◆ **Problem details**:
Gather each line in the entries that includes the string "first".

((

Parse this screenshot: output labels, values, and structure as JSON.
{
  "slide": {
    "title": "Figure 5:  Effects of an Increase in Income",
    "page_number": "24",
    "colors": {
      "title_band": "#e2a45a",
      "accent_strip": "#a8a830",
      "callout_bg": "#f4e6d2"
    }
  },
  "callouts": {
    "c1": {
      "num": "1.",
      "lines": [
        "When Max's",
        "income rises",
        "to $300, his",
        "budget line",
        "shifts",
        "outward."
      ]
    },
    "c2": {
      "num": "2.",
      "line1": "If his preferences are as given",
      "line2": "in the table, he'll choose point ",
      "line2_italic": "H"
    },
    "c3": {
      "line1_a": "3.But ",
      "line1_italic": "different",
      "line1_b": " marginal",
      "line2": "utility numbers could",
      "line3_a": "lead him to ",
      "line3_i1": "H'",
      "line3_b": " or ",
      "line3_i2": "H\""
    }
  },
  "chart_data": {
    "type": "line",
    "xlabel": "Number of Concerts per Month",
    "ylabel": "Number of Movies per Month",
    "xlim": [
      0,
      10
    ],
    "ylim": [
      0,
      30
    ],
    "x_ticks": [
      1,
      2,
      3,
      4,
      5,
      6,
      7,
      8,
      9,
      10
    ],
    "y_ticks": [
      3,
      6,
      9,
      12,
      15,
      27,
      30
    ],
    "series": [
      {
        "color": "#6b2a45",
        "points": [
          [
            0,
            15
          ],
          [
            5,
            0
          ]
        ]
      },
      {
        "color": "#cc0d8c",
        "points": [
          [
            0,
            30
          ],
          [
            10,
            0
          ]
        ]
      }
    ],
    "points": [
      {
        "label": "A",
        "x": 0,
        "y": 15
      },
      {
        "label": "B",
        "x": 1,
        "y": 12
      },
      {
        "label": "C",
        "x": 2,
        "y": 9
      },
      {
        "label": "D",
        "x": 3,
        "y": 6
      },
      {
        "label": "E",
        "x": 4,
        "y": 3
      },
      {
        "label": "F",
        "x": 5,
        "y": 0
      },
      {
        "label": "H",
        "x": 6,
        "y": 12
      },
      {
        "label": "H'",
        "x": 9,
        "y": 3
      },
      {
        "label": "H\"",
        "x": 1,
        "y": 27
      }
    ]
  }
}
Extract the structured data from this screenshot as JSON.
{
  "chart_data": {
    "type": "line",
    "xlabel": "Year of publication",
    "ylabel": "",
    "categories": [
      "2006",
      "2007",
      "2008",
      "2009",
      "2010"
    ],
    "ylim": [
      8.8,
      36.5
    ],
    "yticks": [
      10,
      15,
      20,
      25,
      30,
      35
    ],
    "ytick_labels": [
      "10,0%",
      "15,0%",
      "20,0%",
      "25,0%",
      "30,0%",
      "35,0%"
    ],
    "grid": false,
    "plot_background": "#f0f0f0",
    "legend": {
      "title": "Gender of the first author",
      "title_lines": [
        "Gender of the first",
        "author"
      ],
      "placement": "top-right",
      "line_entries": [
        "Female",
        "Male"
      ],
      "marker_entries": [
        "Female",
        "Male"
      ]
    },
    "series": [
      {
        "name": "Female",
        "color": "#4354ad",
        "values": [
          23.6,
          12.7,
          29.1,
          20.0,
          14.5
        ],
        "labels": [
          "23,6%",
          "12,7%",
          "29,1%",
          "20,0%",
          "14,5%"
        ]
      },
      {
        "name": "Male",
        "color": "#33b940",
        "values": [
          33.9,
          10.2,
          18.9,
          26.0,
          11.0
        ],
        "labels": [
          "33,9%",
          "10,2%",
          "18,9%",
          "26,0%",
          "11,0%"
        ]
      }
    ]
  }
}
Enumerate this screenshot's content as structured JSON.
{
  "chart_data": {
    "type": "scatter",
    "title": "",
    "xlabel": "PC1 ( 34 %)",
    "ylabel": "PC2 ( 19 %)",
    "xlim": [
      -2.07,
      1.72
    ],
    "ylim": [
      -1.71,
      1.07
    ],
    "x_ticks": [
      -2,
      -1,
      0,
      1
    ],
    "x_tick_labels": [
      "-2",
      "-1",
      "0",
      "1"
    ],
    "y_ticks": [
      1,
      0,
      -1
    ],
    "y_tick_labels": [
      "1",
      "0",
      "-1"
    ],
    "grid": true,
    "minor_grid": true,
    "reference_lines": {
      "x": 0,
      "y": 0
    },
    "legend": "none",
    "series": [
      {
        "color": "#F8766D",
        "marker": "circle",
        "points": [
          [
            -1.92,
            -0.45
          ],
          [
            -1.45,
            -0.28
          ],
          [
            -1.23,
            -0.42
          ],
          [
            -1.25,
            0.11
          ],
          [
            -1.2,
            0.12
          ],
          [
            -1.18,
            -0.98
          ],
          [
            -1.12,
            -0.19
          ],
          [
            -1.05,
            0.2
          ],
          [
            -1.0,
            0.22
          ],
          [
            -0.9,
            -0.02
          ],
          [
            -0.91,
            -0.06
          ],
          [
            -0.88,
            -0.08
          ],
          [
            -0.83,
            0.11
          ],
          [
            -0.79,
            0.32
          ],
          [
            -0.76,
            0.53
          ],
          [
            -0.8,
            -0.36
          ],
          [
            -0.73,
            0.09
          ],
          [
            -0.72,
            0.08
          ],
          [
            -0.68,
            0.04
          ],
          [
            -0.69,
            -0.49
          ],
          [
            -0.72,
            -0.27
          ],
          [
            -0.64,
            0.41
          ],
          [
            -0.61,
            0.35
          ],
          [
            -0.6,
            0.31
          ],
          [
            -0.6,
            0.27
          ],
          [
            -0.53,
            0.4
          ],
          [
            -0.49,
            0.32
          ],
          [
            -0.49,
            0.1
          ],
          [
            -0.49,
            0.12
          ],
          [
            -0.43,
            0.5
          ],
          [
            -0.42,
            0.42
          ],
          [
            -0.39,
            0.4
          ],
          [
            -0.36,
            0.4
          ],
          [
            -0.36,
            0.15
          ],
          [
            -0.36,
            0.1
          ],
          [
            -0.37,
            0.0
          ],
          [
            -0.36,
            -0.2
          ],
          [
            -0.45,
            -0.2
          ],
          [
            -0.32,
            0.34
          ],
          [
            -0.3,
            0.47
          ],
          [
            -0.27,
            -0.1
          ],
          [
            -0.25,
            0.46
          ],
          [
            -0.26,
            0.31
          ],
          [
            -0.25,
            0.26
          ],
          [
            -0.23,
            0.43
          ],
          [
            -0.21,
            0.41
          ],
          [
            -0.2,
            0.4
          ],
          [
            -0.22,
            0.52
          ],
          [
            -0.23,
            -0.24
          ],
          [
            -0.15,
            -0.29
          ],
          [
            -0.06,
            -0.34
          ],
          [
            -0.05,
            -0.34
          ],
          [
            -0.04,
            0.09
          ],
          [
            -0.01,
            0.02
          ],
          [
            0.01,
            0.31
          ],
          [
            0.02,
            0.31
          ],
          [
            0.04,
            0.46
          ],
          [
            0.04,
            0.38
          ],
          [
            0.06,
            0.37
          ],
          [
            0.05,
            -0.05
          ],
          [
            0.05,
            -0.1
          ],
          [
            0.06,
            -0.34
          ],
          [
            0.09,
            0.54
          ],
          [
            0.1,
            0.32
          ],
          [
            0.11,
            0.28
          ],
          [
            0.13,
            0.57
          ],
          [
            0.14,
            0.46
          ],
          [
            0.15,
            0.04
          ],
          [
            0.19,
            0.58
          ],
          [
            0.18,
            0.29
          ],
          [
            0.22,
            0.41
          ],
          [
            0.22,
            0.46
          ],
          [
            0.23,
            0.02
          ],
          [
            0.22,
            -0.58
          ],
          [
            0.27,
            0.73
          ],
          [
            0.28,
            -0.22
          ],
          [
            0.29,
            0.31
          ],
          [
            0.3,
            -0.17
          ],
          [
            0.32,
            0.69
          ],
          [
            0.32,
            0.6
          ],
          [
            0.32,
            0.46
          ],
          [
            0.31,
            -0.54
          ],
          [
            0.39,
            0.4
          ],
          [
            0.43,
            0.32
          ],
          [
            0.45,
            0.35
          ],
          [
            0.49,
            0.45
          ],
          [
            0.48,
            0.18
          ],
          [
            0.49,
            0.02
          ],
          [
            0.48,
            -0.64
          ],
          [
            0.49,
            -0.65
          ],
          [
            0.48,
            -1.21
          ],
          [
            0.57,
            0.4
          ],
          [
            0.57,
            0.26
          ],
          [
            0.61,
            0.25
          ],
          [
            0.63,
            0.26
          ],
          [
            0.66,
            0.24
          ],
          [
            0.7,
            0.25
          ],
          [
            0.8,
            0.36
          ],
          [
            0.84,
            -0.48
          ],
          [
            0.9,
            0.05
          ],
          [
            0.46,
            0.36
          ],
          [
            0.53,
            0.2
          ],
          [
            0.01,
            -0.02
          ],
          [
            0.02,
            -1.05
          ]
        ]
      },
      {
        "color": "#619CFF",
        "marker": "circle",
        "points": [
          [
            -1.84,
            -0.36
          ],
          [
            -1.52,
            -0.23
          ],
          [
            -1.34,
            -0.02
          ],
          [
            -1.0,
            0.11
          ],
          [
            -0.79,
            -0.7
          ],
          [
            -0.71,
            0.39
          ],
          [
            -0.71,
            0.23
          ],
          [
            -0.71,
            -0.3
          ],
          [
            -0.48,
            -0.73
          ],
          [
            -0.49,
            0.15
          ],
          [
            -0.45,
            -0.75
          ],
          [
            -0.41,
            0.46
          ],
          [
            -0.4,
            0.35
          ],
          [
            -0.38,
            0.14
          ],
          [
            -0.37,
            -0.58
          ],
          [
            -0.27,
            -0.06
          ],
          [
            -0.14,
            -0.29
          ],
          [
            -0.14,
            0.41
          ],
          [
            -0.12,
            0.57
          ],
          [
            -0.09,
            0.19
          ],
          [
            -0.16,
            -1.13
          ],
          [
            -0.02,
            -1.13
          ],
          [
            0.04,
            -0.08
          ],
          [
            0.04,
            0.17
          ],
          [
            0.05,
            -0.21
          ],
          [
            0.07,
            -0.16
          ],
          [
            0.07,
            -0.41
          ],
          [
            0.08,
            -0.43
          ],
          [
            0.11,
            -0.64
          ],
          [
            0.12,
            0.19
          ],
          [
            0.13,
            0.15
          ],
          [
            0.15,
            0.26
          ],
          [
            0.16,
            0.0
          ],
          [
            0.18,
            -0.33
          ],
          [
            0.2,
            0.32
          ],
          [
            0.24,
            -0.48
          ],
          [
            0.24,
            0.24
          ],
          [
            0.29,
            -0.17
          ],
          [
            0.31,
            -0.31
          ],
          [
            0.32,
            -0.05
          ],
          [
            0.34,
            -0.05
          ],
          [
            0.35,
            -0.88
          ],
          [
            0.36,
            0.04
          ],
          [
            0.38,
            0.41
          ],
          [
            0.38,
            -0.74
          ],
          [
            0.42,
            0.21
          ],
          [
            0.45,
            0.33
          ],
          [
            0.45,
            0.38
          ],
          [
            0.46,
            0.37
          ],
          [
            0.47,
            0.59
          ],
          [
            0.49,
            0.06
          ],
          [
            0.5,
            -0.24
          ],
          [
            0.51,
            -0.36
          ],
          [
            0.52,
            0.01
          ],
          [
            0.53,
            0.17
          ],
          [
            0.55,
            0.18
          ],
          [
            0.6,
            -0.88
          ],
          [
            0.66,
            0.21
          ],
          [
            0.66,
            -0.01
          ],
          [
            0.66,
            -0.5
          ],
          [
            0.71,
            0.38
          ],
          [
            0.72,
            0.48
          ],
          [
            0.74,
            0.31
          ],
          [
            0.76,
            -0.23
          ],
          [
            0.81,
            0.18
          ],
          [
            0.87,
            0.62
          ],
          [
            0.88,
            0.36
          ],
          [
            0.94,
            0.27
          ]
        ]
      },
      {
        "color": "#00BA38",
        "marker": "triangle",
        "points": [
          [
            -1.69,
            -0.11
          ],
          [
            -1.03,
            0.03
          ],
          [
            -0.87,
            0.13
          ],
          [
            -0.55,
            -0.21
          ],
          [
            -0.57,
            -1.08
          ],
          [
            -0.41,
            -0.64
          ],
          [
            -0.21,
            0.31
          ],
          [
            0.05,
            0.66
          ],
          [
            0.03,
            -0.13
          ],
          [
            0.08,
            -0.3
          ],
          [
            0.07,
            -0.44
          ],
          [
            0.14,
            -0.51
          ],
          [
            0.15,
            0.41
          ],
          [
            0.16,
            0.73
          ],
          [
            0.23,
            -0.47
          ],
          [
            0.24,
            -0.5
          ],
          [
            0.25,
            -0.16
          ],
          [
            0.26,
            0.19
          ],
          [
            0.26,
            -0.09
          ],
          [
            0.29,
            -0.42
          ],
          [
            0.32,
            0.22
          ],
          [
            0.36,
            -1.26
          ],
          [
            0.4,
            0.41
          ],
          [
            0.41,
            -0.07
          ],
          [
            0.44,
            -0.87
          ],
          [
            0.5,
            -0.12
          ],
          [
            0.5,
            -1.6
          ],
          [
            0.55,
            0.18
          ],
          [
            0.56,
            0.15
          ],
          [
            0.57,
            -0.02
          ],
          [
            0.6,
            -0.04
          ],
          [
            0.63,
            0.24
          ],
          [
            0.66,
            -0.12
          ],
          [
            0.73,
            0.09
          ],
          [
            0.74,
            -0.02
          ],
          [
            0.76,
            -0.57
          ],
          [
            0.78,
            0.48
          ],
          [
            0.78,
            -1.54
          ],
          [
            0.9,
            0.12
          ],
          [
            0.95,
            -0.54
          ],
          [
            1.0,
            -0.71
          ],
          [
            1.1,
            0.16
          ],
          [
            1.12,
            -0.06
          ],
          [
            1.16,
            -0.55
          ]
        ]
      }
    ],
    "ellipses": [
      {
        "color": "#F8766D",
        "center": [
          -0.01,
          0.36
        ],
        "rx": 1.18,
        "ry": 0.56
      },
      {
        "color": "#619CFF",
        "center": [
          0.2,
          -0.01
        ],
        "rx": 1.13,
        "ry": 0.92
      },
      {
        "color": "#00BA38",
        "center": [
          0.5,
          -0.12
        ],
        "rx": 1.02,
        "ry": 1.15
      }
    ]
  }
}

))

◆ **The completed task**:
      "title": "Gender of the first author",
        "Gender of the first",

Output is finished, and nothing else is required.